Set problem
Leave the pictures out, and retype all of the material exactly as written.
* * * *
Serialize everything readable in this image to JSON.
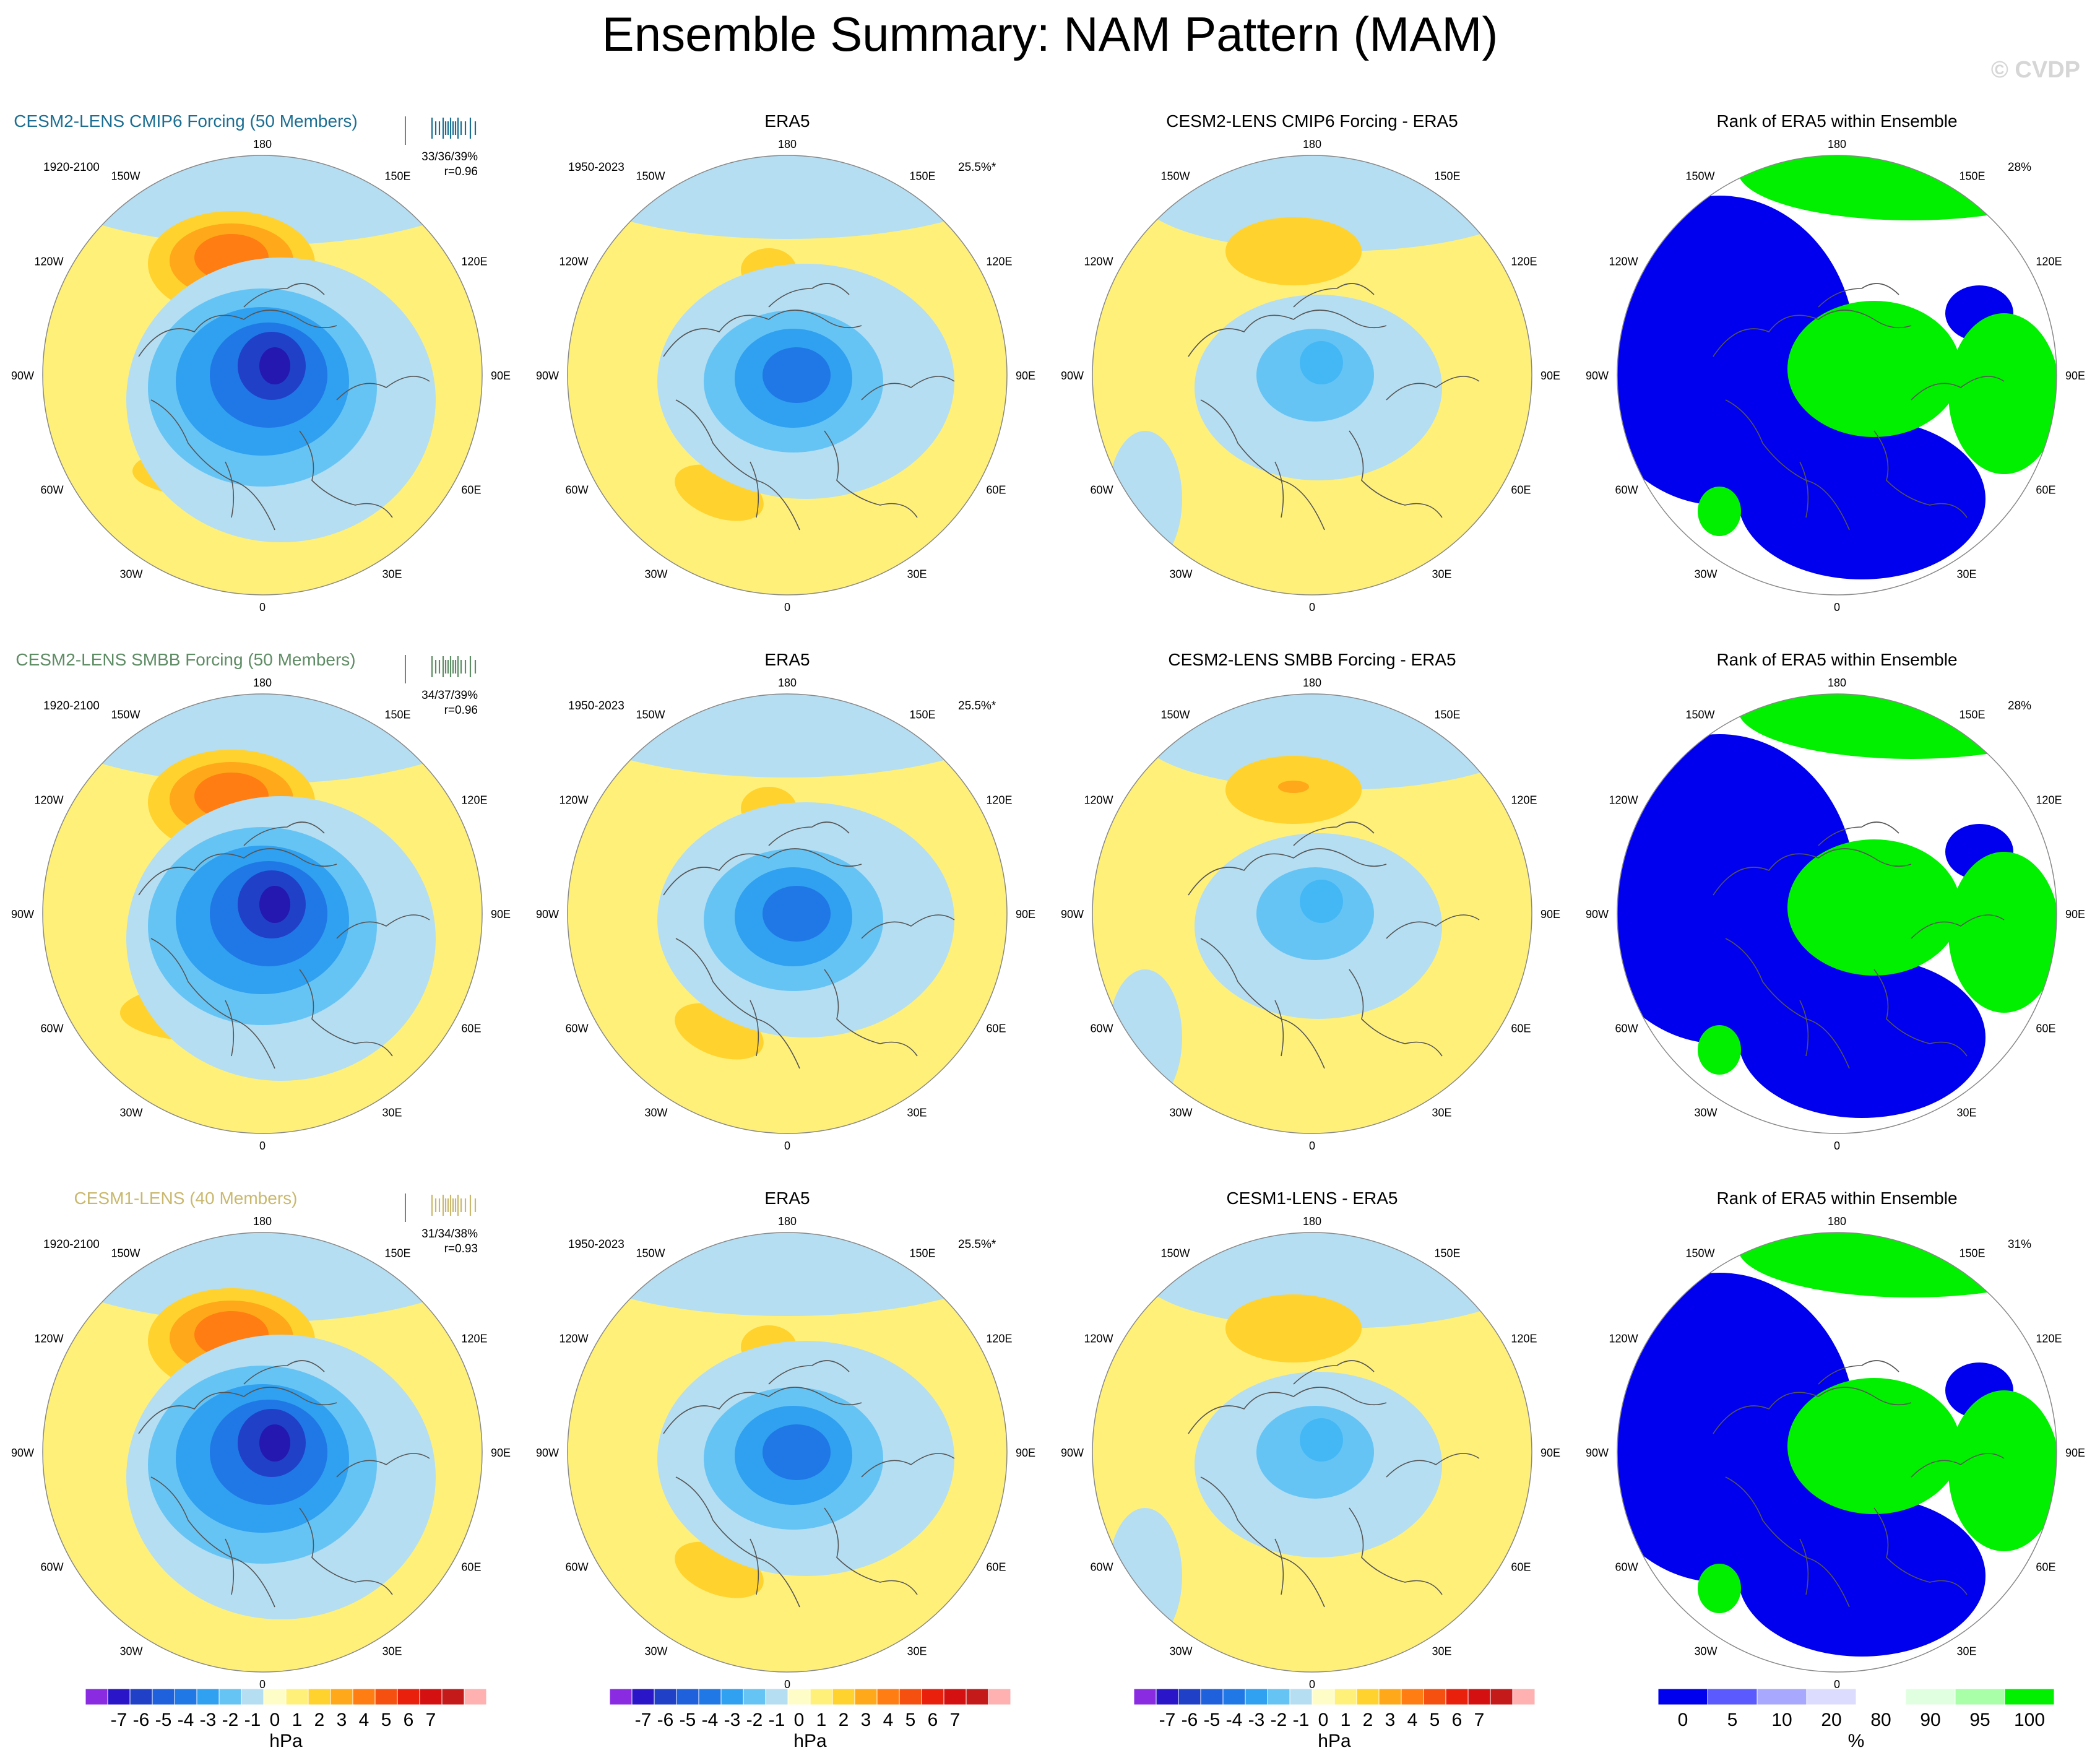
{
  "title": "Ensemble Summary: NAM Pattern (MAM)",
  "watermark": "© CVDP",
  "colors": {
    "pos1": "#fff07a",
    "pos2": "#ffd22e",
    "pos3": "#ffa81a",
    "pos4": "#ff7d12",
    "pos5": "#f5500f",
    "neg1": "#b5def2",
    "neg2": "#66c4f5",
    "neg3": "#30a0f0",
    "neg4": "#1f78e6",
    "neg5": "#2040c8",
    "rank_low": "#0000ee",
    "rank_mid": "#ffffff",
    "rank_high": "#00f000"
  },
  "rows": [
    {
      "model": {
        "title": "CESM2-LENS CMIP6 Forcing (50 Members)",
        "title_color": "#1b6e92",
        "years": "1920-2100",
        "stats_line1": "33/36/39%",
        "stats_line2": "r=0.96",
        "rug_color": "#1b6e92"
      },
      "obs": {
        "title": "ERA5",
        "years": "1950-2023",
        "pct": "25.5%*"
      },
      "diff": {
        "title": "CESM2-LENS CMIP6 Forcing - ERA5"
      },
      "rank": {
        "title": "Rank of ERA5 within Ensemble",
        "pct": "28%"
      }
    },
    {
      "model": {
        "title": "CESM2-LENS SMBB Forcing (50 Members)",
        "title_color": "#5e8c64",
        "years": "1920-2100",
        "stats_line1": "34/37/39%",
        "stats_line2": "r=0.96",
        "rug_color": "#5e8c64"
      },
      "obs": {
        "title": "ERA5",
        "years": "1950-2023",
        "pct": "25.5%*"
      },
      "diff": {
        "title": "CESM2-LENS SMBB Forcing - ERA5"
      },
      "rank": {
        "title": "Rank of ERA5 within Ensemble",
        "pct": "28%"
      }
    },
    {
      "model": {
        "title": "CESM1-LENS (40 Members)",
        "title_color": "#c9b86e",
        "years": "1920-2100",
        "stats_line1": "31/34/38%",
        "stats_line2": "r=0.93",
        "rug_color": "#c9b86e"
      },
      "obs": {
        "title": "ERA5",
        "years": "1950-2023",
        "pct": "25.5%*"
      },
      "diff": {
        "title": "CESM1-LENS - ERA5"
      },
      "rank": {
        "title": "Rank of ERA5 within Ensemble",
        "pct": "31%"
      }
    }
  ],
  "map_labels": {
    "top": "180",
    "bottom": "0",
    "left": "90W",
    "right": "90E",
    "ul1": "150W",
    "ul2": "120W",
    "ll1": "60W",
    "ll2": "30W",
    "ur1": "150E",
    "ur2": "120E",
    "lr1": "60E",
    "lr2": "30E"
  },
  "chart_data": {
    "type": "heatmap",
    "title": "Ensemble Summary: NAM Pattern (MAM)",
    "projection": "north polar stereographic",
    "colorbar_hpa": {
      "unit": "hPa",
      "ticks": [
        "-7",
        "-6",
        "-5",
        "-4",
        "-3",
        "-2",
        "-1",
        "0",
        "1",
        "2",
        "3",
        "4",
        "5",
        "6",
        "7"
      ],
      "colors": [
        "#8a2be2",
        "#2a16c8",
        "#2040c8",
        "#1f60dc",
        "#1f78e6",
        "#30a0f0",
        "#66c4f5",
        "#b5def2",
        "#fffdc7",
        "#fff07a",
        "#ffd22e",
        "#ffa81a",
        "#ff7d12",
        "#f5500f",
        "#e8200c",
        "#d41010",
        "#c41a1a",
        "#ffb0b0"
      ]
    },
    "colorbar_rank": {
      "unit": "%",
      "ticks": [
        "0",
        "5",
        "10",
        "20",
        "80",
        "90",
        "95",
        "100"
      ],
      "colors": [
        "#0000ee",
        "#5a5aff",
        "#a8a8ff",
        "#dcdcff",
        "#ffffff",
        "#e0ffe0",
        "#a8ffa8",
        "#00f000"
      ]
    },
    "pattern_correlations": [
      0.96,
      0.96,
      0.93
    ],
    "variance_explained_model": [
      "33/36/39%",
      "34/37/39%",
      "31/34/38%"
    ],
    "variance_explained_obs": "25.5%",
    "rank_pct": [
      "28%",
      "28%",
      "31%"
    ]
  }
}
* * * *
Written answer
Serialize everything readable in this image to JSON.
{
  "title": "Ensemble Summary: NAM Pattern (MAM)",
  "watermark": "© CVDP",
  "colors": {
    "pos1": "#fff07a",
    "pos2": "#ffd22e",
    "pos3": "#ffa81a",
    "pos4": "#ff7d12",
    "pos5": "#f5500f",
    "neg1": "#b5def2",
    "neg2": "#66c4f5",
    "neg3": "#30a0f0",
    "neg4": "#1f78e6",
    "neg5": "#2040c8",
    "rank_low": "#0000ee",
    "rank_mid": "#ffffff",
    "rank_high": "#00f000"
  },
  "rows": [
    {
      "model": {
        "title": "CESM2-LENS CMIP6 Forcing (50 Members)",
        "title_color": "#1b6e92",
        "years": "1920-2100",
        "stats_line1": "33/36/39%",
        "stats_line2": "r=0.96",
        "rug_color": "#1b6e92"
      },
      "obs": {
        "title": "ERA5",
        "years": "1950-2023",
        "pct": "25.5%*"
      },
      "diff": {
        "title": "CESM2-LENS CMIP6 Forcing - ERA5"
      },
      "rank": {
        "title": "Rank of ERA5 within Ensemble",
        "pct": "28%"
      }
    },
    {
      "model": {
        "title": "CESM2-LENS SMBB Forcing (50 Members)",
        "title_color": "#5e8c64",
        "years": "1920-2100",
        "stats_line1": "34/37/39%",
        "stats_line2": "r=0.96",
        "rug_color": "#5e8c64"
      },
      "obs": {
        "title": "ERA5",
        "years": "1950-2023",
        "pct": "25.5%*"
      },
      "diff": {
        "title": "CESM2-LENS SMBB Forcing - ERA5"
      },
      "rank": {
        "title": "Rank of ERA5 within Ensemble",
        "pct": "28%"
      }
    },
    {
      "model": {
        "title": "CESM1-LENS (40 Members)",
        "title_color": "#c9b86e",
        "years": "1920-2100",
        "stats_line1": "31/34/38%",
        "stats_line2": "r=0.93",
        "rug_color": "#c9b86e"
      },
      "obs": {
        "title": "ERA5",
        "years": "1950-2023",
        "pct": "25.5%*"
      },
      "diff": {
        "title": "CESM1-LENS - ERA5"
      },
      "rank": {
        "title": "Rank of ERA5 within Ensemble",
        "pct": "31%"
      }
    }
  ],
  "map_labels": {
    "top": "180",
    "bottom": "0",
    "left": "90W",
    "right": "90E",
    "ul1": "150W",
    "ul2": "120W",
    "ll1": "60W",
    "ll2": "30W",
    "ur1": "150E",
    "ur2": "120E",
    "lr1": "60E",
    "lr2": "30E"
  },
  "chart_data": {
    "type": "heatmap",
    "title": "Ensemble Summary: NAM Pattern (MAM)",
    "projection": "north polar stereographic",
    "colorbar_hpa": {
      "unit": "hPa",
      "ticks": [
        "-7",
        "-6",
        "-5",
        "-4",
        "-3",
        "-2",
        "-1",
        "0",
        "1",
        "2",
        "3",
        "4",
        "5",
        "6",
        "7"
      ],
      "colors": [
        "#8a2be2",
        "#2a16c8",
        "#2040c8",
        "#1f60dc",
        "#1f78e6",
        "#30a0f0",
        "#66c4f5",
        "#b5def2",
        "#fffdc7",
        "#fff07a",
        "#ffd22e",
        "#ffa81a",
        "#ff7d12",
        "#f5500f",
        "#e8200c",
        "#d41010",
        "#c41a1a",
        "#ffb0b0"
      ]
    },
    "colorbar_rank": {
      "unit": "%",
      "ticks": [
        "0",
        "5",
        "10",
        "20",
        "80",
        "90",
        "95",
        "100"
      ],
      "colors": [
        "#0000ee",
        "#5a5aff",
        "#a8a8ff",
        "#dcdcff",
        "#ffffff",
        "#e0ffe0",
        "#a8ffa8",
        "#00f000"
      ]
    },
    "pattern_correlations": [
      0.96,
      0.96,
      0.93
    ],
    "variance_explained_model": [
      "33/36/39%",
      "34/37/39%",
      "31/34/38%"
    ],
    "variance_explained_obs": "25.5%",
    "rank_pct": [
      "28%",
      "28%",
      "31%"
    ]
  }
}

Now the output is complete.